Data records =
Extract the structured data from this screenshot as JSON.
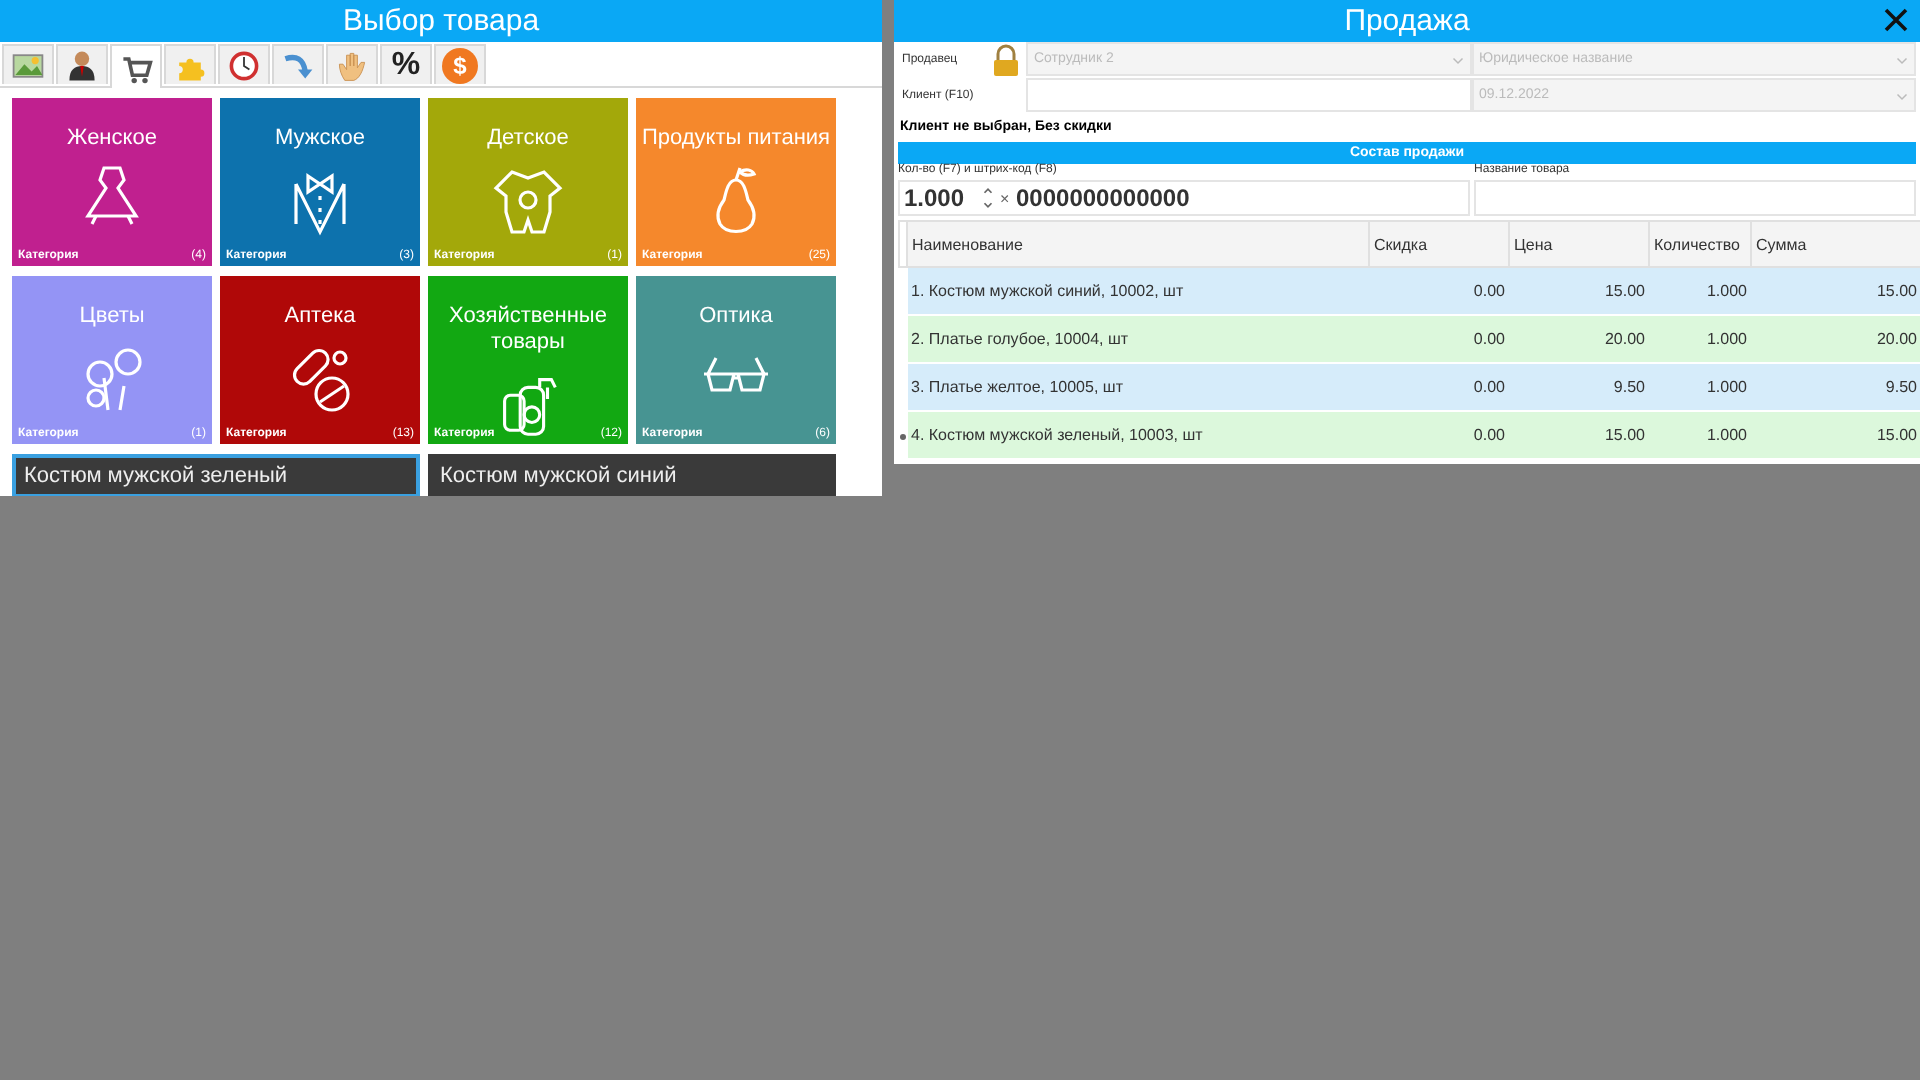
{
  "left_panel": {
    "title": "Выбор товара",
    "tabs": [
      {
        "selected": false
      },
      {
        "selected": false
      },
      {
        "selected": true
      },
      {
        "selected": false
      },
      {
        "selected": false
      },
      {
        "selected": false
      },
      {
        "selected": false
      },
      {
        "label": "%",
        "selected": false
      },
      {
        "label": "$",
        "selected": false
      }
    ],
    "categories": [
      {
        "name": "Женское",
        "caption": "Категория",
        "count": "(4)",
        "color": "#c0208f"
      },
      {
        "name": "Мужское",
        "caption": "Категория",
        "count": "(3)",
        "color": "#0d72ad"
      },
      {
        "name": "Детское",
        "caption": "Категория",
        "count": "(1)",
        "color": "#a3a80a"
      },
      {
        "name": "Продукты питания",
        "caption": "Категория",
        "count": "(25)",
        "color": "#f5882c"
      },
      {
        "name": "Цветы",
        "caption": "Категория",
        "count": "(1)",
        "color": "#9494f5"
      },
      {
        "name": "Аптека",
        "caption": "Категория",
        "count": "(13)",
        "color": "#b00808"
      },
      {
        "name": "Хозяйственные товары",
        "caption": "Категория",
        "count": "(12)",
        "color": "#12a812"
      },
      {
        "name": "Оптика",
        "caption": "Категория",
        "count": "(6)",
        "color": "#479492"
      }
    ],
    "products": [
      {
        "name": "Костюм мужской зеленый",
        "selected": true
      },
      {
        "name": "Костюм мужской синий",
        "selected": false
      }
    ]
  },
  "sale_panel": {
    "title": "Продажа",
    "seller_label": "Продавец",
    "seller": "Сотрудник 2",
    "legal_name": "Юридическое название",
    "client_label": "Клиент (F10)",
    "date": "09.12.2022",
    "client_status": "Клиент не выбран, Без скидки",
    "section_title": "Состав продажи",
    "barcode_label": "Кол-во (F7) и штрих-код (F8)",
    "quantity": "1.000",
    "times": "×",
    "barcode": "0000000000000",
    "product_name_label": "Название товара",
    "table": {
      "columns": [
        "Наименование",
        "Скидка",
        "Цена",
        "Количество",
        "Сумма"
      ],
      "rows": [
        {
          "cells": [
            "1. Костюм мужской синий, 10002, шт",
            "0.00",
            "15.00",
            "1.000",
            "15.00"
          ],
          "current": false
        },
        {
          "cells": [
            "2. Платье голубое, 10004, шт",
            "0.00",
            "20.00",
            "1.000",
            "20.00"
          ],
          "current": false
        },
        {
          "cells": [
            "3. Платье желтое, 10005, шт",
            "0.00",
            "9.50",
            "1.000",
            "9.50"
          ],
          "current": false
        },
        {
          "cells": [
            "4. Костюм мужской зеленый, 10003, шт",
            "0.00",
            "15.00",
            "1.000",
            "15.00"
          ],
          "current": true
        }
      ]
    }
  }
}
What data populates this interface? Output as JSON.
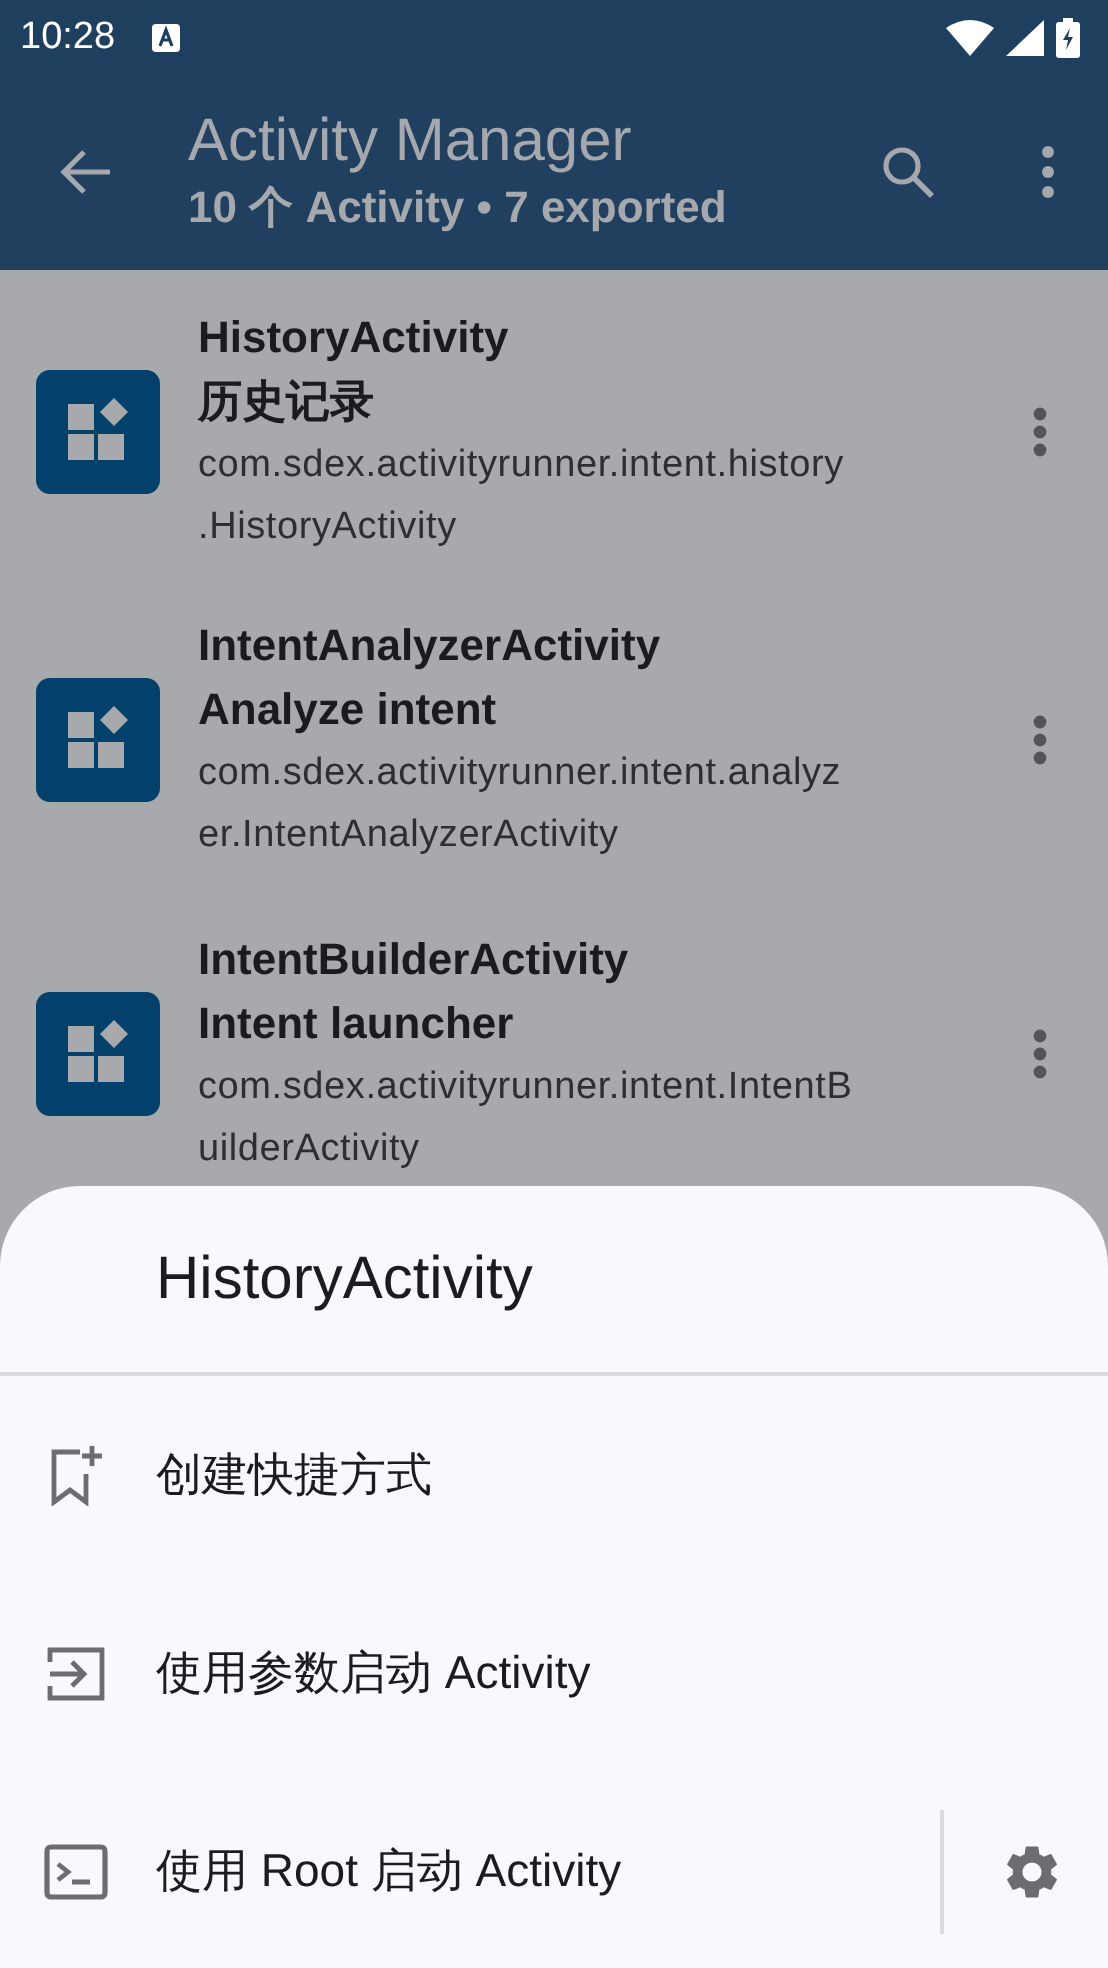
{
  "status_bar": {
    "time": "10:28"
  },
  "app_bar": {
    "title": "Activity Manager",
    "subtitle": "10 个 Activity • 7 exported"
  },
  "activities": [
    {
      "name": "HistoryActivity",
      "label": "历史记录",
      "package_lines": [
        "com.sdex.activityrunner.intent.history",
        ".HistoryActivity"
      ]
    },
    {
      "name": "IntentAnalyzerActivity",
      "label": "Analyze intent",
      "package_lines": [
        "com.sdex.activityrunner.intent.analyz",
        "er.IntentAnalyzerActivity"
      ]
    },
    {
      "name": "IntentBuilderActivity",
      "label": "Intent launcher",
      "package_lines": [
        "com.sdex.activityrunner.intent.IntentB",
        "uilderActivity"
      ]
    }
  ],
  "bottom_sheet": {
    "title": "HistoryActivity",
    "actions": [
      {
        "kind": "shortcut",
        "label": "创建快捷方式"
      },
      {
        "kind": "params",
        "label": "使用参数启动 Activity"
      },
      {
        "kind": "root",
        "label": "使用 Root 启动 Activity"
      }
    ]
  }
}
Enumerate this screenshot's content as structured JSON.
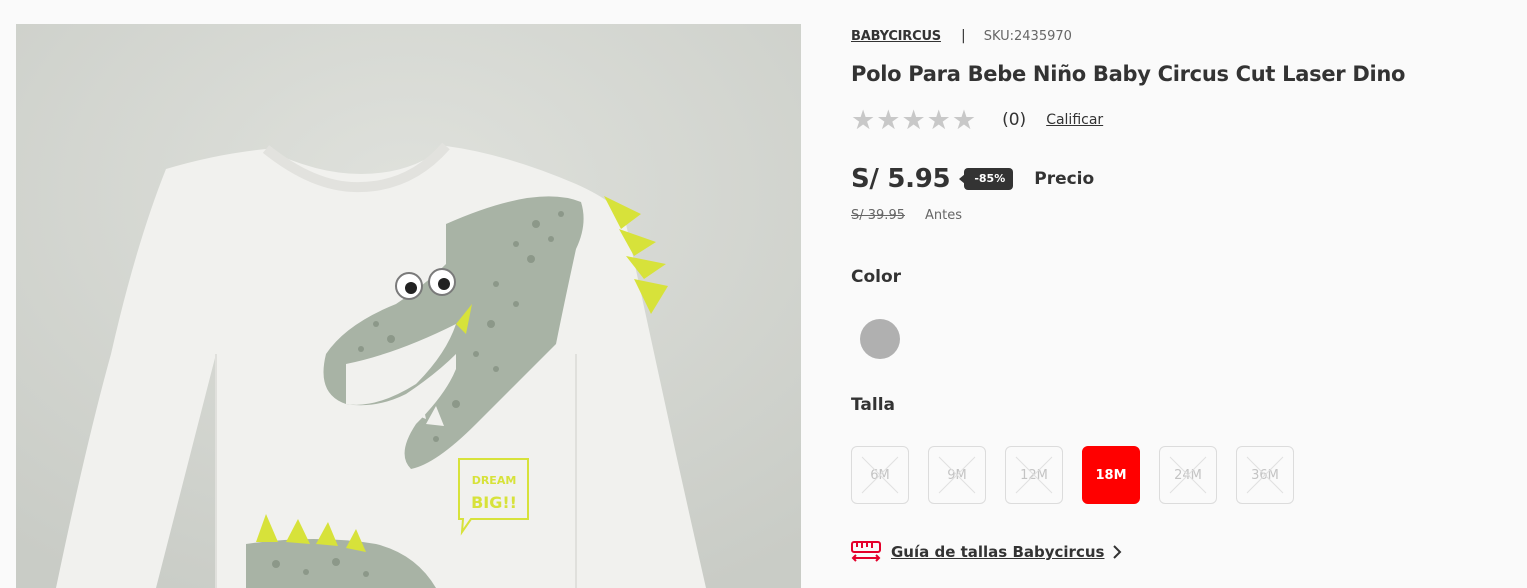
{
  "product": {
    "brand": "BABYCIRCUS",
    "separator": "|",
    "sku": "SKU:2435970",
    "title": "Polo Para Bebe Niño Baby Circus Cut Laser Dino",
    "image_text": "DREAM BIG!!"
  },
  "rating": {
    "stars": [
      "★",
      "★",
      "★",
      "★",
      "★"
    ],
    "filled_stars": 0,
    "count": "(0)",
    "rate_label": "Calificar"
  },
  "price": {
    "current": "S/ 5.95",
    "discount": "-85%",
    "current_label": "Precio",
    "old": "S/ 39.95",
    "old_label": "Antes"
  },
  "color": {
    "label": "Color",
    "options": [
      {
        "name": "grey",
        "hex": "#b0b0b0"
      }
    ]
  },
  "size": {
    "label": "Talla",
    "options": [
      {
        "label": "6M",
        "available": false,
        "selected": false
      },
      {
        "label": "9M",
        "available": false,
        "selected": false
      },
      {
        "label": "12M",
        "available": false,
        "selected": false
      },
      {
        "label": "18M",
        "available": true,
        "selected": true
      },
      {
        "label": "24M",
        "available": false,
        "selected": false
      },
      {
        "label": "36M",
        "available": false,
        "selected": false
      }
    ]
  },
  "size_guide": {
    "label": "Guía de tallas Babycircus",
    "icon": "ruler-icon"
  },
  "colors": {
    "accent": "#ff0000",
    "text": "#333333",
    "badge": "#333333"
  }
}
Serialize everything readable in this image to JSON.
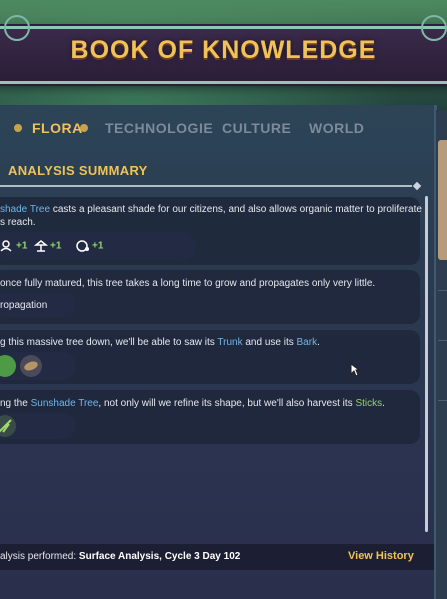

Your task = Leaving aside the images, write out the entries above word for word.

Exercise solution =
Extract the structured data from this screenshot as JSON.
{
  "left_panel": {
    "title": "Выбор товара",
    "tabs": [
      {
        "selected": false
      },
      {
        "selected": false
      },
      {
        "selected": true
      },
      {
        "selected": false
      },
      {
        "selected": false
      },
      {
        "selected": false
      },
      {
        "selected": false
      },
      {
        "label": "%",
        "selected": false
      },
      {
        "label": "$",
        "selected": false
      }
    ],
    "categories": [
      {
        "name": "Женское",
        "caption": "Категория",
        "count": "(4)",
        "color": "#c0208f"
      },
      {
        "name": "Мужское",
        "caption": "Категория",
        "count": "(3)",
        "color": "#0d72ad"
      },
      {
        "name": "Детское",
        "caption": "Категория",
        "count": "(1)",
        "color": "#a3a80a"
      },
      {
        "name": "Продукты питания",
        "caption": "Категория",
        "count": "(25)",
        "color": "#f5882c"
      },
      {
        "name": "Цветы",
        "caption": "Категория",
        "count": "(1)",
        "color": "#9494f5"
      },
      {
        "name": "Аптека",
        "caption": "Категория",
        "count": "(13)",
        "color": "#b00808"
      },
      {
        "name": "Хозяйственные товары",
        "caption": "Категория",
        "count": "(12)",
        "color": "#12a812"
      },
      {
        "name": "Оптика",
        "caption": "Категория",
        "count": "(6)",
        "color": "#479492"
      }
    ],
    "products": [
      {
        "name": "Костюм мужской зеленый",
        "selected": true
      },
      {
        "name": "Костюм мужской синий",
        "selected": false
      }
    ]
  },
  "sale_panel": {
    "title": "Продажа",
    "seller_label": "Продавец",
    "seller": "Сотрудник 2",
    "legal_name": "Юридическое название",
    "client_label": "Клиент (F10)",
    "date": "09.12.2022",
    "client_status": "Клиент не выбран, Без скидки",
    "section_title": "Состав продажи",
    "barcode_label": "Кол-во (F7) и штрих-код (F8)",
    "quantity": "1.000",
    "times": "×",
    "barcode": "0000000000000",
    "product_name_label": "Название товара",
    "table": {
      "columns": [
        "Наименование",
        "Скидка",
        "Цена",
        "Количество",
        "Сумма"
      ],
      "rows": [
        {
          "cells": [
            "1. Костюм мужской синий, 10002, шт",
            "0.00",
            "15.00",
            "1.000",
            "15.00"
          ],
          "current": false
        },
        {
          "cells": [
            "2. Платье голубое, 10004, шт",
            "0.00",
            "20.00",
            "1.000",
            "20.00"
          ],
          "current": false
        },
        {
          "cells": [
            "3. Платье желтое, 10005, шт",
            "0.00",
            "9.50",
            "1.000",
            "9.50"
          ],
          "current": false
        },
        {
          "cells": [
            "4. Костюм мужской зеленый, 10003, шт",
            "0.00",
            "15.00",
            "1.000",
            "15.00"
          ],
          "current": true
        }
      ]
    }
  }
}
What data populates this interface? Output as JSON.
{
  "status_bar": {
    "time": "10:28"
  },
  "app_bar": {
    "title": "Activity Manager",
    "subtitle": "10 个 Activity • 7 exported"
  },
  "activities": [
    {
      "name": "HistoryActivity",
      "label": "历史记录",
      "package_lines": [
        "com.sdex.activityrunner.intent.history",
        ".HistoryActivity"
      ]
    },
    {
      "name": "IntentAnalyzerActivity",
      "label": "Analyze intent",
      "package_lines": [
        "com.sdex.activityrunner.intent.analyz",
        "er.IntentAnalyzerActivity"
      ]
    },
    {
      "name": "IntentBuilderActivity",
      "label": "Intent launcher",
      "package_lines": [
        "com.sdex.activityrunner.intent.IntentB",
        "uilderActivity"
      ]
    }
  ],
  "bottom_sheet": {
    "title": "HistoryActivity",
    "actions": [
      {
        "kind": "shortcut",
        "label": "创建快捷方式"
      },
      {
        "kind": "params",
        "label": "使用参数启动 Activity"
      },
      {
        "kind": "root",
        "label": "使用 Root 启动 Activity"
      }
    ]
  }
}
Enumerate this screenshot's content as structured JSON.
{
  "product": {
    "brand": "BABYCIRCUS",
    "separator": "|",
    "sku": "SKU:2435970",
    "title": "Polo Para Bebe Niño Baby Circus Cut Laser Dino",
    "image_text": "DREAM BIG!!"
  },
  "rating": {
    "stars": [
      "★",
      "★",
      "★",
      "★",
      "★"
    ],
    "filled_stars": 0,
    "count": "(0)",
    "rate_label": "Calificar"
  },
  "price": {
    "current": "S/ 5.95",
    "discount": "-85%",
    "current_label": "Precio",
    "old": "S/ 39.95",
    "old_label": "Antes"
  },
  "color": {
    "label": "Color",
    "options": [
      {
        "name": "grey",
        "hex": "#b0b0b0"
      }
    ]
  },
  "size": {
    "label": "Talla",
    "options": [
      {
        "label": "6M",
        "available": false,
        "selected": false
      },
      {
        "label": "9M",
        "available": false,
        "selected": false
      },
      {
        "label": "12M",
        "available": false,
        "selected": false
      },
      {
        "label": "18M",
        "available": true,
        "selected": true
      },
      {
        "label": "24M",
        "available": false,
        "selected": false
      },
      {
        "label": "36M",
        "available": false,
        "selected": false
      }
    ]
  },
  "size_guide": {
    "label": "Guía de tallas Babycircus",
    "icon": "ruler-icon"
  },
  "colors": {
    "accent": "#ff0000",
    "text": "#333333",
    "badge": "#333333"
  }
}
Serialize everything readable in this image to JSON.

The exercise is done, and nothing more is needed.